Passage given:
=-=-=
Collection of disaggregated metric values.

This data structure stores and manipulates disaggregated values for any number of underlying metrics. At least one sensitive feature must be supplied, which is used to split the data into subgroups. The underlying metric(s) is(are) calculated across the entire dataset (made available by the overall property) and for each identified subgroup (made available by the by_group property).

The only limitations placed on the metric functions are that:

The first two arguments they take must be y_true and y_pred arrays
Any other arguments must correspond to sample properties (such as sample weights), meaning that their first dimension is the same as that of y_true and y_pred. These arguments will be split up along with the y_true and y_pred arrays

The interpretation of the y_true and y_pred arrays is up to the underlying metric - it is perfectly possible to pass in lists of class probability tuples. We also support non-scalar return types for the metric function (such as confusion matrices) at the current time. However, the aggregation functions will not be well defined in this case.

Group fairness metrics are obtained by methods that implement various aggregators over group-level metrics, such as the maximum, minimum, or the worst-case difference or ratio.

This data structure also supports the concept of ‘control features.’ Like the sensitive features, control features identify subgroups within the data, but aggregations are not performed over the control features. Instead, the aggregations produce a result for each subgroup identified by the control feature(s). The name ‘control features’ refers to the statistical practice of ‘controlling’ for a variable.
=-=-=
Layout annotation records

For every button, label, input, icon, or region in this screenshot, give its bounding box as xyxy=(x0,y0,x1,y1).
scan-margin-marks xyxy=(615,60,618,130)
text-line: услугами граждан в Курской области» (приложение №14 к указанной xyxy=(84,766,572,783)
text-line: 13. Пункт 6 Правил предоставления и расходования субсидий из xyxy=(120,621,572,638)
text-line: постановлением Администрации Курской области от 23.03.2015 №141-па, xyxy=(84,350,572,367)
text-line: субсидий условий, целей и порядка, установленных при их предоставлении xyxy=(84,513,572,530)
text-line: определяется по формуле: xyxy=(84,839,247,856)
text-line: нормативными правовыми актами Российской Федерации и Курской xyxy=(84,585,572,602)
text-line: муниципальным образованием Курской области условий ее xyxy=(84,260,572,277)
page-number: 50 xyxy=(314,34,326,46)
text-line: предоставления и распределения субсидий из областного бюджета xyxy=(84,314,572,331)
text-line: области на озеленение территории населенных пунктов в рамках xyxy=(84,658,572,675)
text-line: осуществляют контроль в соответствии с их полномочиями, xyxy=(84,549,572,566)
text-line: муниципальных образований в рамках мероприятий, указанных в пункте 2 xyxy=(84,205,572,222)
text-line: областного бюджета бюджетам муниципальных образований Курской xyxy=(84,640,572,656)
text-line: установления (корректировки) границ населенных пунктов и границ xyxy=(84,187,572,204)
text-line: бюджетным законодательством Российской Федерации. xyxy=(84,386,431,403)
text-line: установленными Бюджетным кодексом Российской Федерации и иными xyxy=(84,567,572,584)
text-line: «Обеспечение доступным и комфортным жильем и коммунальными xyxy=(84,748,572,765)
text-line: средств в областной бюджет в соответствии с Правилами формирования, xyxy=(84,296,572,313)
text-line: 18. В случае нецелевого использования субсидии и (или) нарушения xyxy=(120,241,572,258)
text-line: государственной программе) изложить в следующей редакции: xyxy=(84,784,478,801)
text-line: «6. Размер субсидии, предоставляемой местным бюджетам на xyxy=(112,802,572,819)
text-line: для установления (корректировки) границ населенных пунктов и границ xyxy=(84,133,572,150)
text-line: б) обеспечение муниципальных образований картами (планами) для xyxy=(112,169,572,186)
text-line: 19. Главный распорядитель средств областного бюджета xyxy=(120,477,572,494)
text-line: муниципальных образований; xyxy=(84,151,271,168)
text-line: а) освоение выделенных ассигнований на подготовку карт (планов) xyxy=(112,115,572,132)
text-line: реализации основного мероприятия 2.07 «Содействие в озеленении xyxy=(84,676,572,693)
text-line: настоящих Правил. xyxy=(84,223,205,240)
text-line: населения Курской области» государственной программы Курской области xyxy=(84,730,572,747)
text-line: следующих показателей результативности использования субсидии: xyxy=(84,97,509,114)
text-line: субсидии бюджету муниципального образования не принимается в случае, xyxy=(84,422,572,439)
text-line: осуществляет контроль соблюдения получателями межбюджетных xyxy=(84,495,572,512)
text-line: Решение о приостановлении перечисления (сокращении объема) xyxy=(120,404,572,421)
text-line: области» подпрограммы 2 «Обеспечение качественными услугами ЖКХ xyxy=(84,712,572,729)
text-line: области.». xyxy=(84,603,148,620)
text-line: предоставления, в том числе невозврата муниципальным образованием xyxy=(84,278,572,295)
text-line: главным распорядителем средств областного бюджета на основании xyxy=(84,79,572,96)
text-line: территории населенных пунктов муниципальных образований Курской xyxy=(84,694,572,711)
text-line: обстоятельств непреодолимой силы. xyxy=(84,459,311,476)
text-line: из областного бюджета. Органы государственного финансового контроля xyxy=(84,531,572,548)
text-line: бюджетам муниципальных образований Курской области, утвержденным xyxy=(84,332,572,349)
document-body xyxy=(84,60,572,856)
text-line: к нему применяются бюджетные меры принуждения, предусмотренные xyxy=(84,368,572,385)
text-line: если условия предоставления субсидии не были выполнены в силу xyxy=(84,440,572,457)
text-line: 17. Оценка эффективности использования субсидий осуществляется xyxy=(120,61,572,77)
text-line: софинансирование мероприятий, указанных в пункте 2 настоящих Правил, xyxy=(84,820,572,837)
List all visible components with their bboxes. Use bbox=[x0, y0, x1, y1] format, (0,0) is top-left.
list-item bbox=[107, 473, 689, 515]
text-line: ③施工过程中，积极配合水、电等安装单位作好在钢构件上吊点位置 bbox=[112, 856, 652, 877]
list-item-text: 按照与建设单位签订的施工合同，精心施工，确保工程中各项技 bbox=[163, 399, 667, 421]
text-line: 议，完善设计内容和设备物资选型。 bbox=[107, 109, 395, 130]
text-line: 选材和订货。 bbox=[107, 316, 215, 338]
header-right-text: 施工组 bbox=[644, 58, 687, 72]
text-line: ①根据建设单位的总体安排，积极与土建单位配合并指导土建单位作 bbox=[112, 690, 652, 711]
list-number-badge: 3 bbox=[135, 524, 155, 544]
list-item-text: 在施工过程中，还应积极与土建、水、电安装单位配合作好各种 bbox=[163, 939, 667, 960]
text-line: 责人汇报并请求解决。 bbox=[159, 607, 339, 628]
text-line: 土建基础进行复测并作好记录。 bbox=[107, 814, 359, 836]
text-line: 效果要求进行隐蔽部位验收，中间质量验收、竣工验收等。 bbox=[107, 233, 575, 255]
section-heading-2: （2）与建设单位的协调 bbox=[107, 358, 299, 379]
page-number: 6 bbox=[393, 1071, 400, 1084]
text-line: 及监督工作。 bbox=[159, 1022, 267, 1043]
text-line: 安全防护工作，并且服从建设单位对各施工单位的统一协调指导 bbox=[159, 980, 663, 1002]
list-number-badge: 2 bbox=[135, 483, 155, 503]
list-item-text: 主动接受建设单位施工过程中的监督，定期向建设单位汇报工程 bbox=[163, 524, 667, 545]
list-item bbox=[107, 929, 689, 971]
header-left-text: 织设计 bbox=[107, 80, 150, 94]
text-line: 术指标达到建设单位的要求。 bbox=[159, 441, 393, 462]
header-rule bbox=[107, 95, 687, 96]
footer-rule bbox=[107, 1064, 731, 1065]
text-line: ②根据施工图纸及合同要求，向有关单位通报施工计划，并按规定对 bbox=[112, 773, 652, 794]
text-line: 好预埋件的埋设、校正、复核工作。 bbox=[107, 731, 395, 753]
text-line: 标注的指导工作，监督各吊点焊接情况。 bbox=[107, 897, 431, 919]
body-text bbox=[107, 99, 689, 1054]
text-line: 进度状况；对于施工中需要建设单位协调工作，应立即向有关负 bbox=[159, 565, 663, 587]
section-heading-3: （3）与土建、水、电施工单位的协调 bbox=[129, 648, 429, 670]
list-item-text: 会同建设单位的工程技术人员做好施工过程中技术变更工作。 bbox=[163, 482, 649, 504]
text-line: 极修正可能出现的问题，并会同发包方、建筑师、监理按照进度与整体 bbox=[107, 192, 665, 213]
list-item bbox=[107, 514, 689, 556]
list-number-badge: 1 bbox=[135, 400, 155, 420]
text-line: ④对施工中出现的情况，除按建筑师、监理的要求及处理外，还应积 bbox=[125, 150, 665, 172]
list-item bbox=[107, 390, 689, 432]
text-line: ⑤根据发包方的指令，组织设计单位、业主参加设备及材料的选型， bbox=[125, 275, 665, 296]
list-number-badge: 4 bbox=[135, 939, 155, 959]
=-=-=
Instructions:
a - Answer these from the passage on disaggregated metric values:
(i) What must the first two arguments of a metric function be?
(ii) Which property makes the metric calculated across the entire dataset available?
(iii) What statistical practice does the name "control features" refer to?
b - From the passage on disaggregated metric values, return the stretch that begins at the words "The interpretation of" and stops after "difference or ratio.", copied word for word.
c - Write the next part of the passage on disaggregated metric values, picking up after its last sentence.
These lines have no connection to the passage on disaggregated metric values.

Results of the exercise:
a -
(i) The y_true and y_pred arrays.
(ii) The overall property.
(iii) The practice of "controlling" for a variable.

b -
The interpretation of the y_true and y_pred arrays is up to the underlying metric - it is perfectly possible to pass in lists of class probability tuples. We also support non-scalar return types for the metric function (such as confusion matrices) at the current time. However, the aggregation functions will not be well defined in this case.

Group fairness metrics are obtained by methods that implement various aggregators over group-level metrics, such as the maximum, minimum, or the worst-case difference or ratio.

c -
Read more in the User Guide.

Parameters

metrics (callable or dict) –
The underlying metric functions which are to be calculated. This can either be a single metric function or a dictionary of functions. These functions must be callable as fn(y_true, y_pred, **sample_params). If there are any other arguments required (such as beta for sklearn.metrics.fbeta_score()) then functools.partial() must be used.

Note that the values returned by various members of the class change based on whether this argument is a callable or a dictionary of callables. This distinction remains even if the dictionary only contains a single entry.
y_true (List, pandas.Series, numpy.ndarray, pandas.DataFrame) – The ground-truth labels (for classification) or target values (for regression).
y_pred (List, pandas.Series, numpy.ndarray, pandas.DataFrame) – The predictions.
sensitive_features (List, pandas.Series, dict of 1d arrays, numpy.ndarray, pandas.DataFrame) – The sensitive features which should be used to create the subgroups. At least one sensitive feature must be provided. All names (whether on pandas objects or dictionary keys) must be strings. We also forbid DataFrames with column names of None. For cases where no names are provided we generate names sensitive_feature_[n].
control_features (List, pandas.Series, dict of 1d arrays, numpy.ndarray, pandas.DataFrame) –
Control features are similar to sensitive features, in that they divide the input data into subgroups. Unlike the sensitive features, aggregations are not performed across the control features - for example, the overall property will have one value for each subgroup in the control feature(s), rather than a single value for the entire data set. Control features can be specified similarly to the sensitive features. However, their default names (if none can be identified in the input values) are of the format control_feature_[n]. See the section on intersecting groups in the User Guide to learn how to use control levels.

Note the types returned by members of the class vary based on whether control features are present.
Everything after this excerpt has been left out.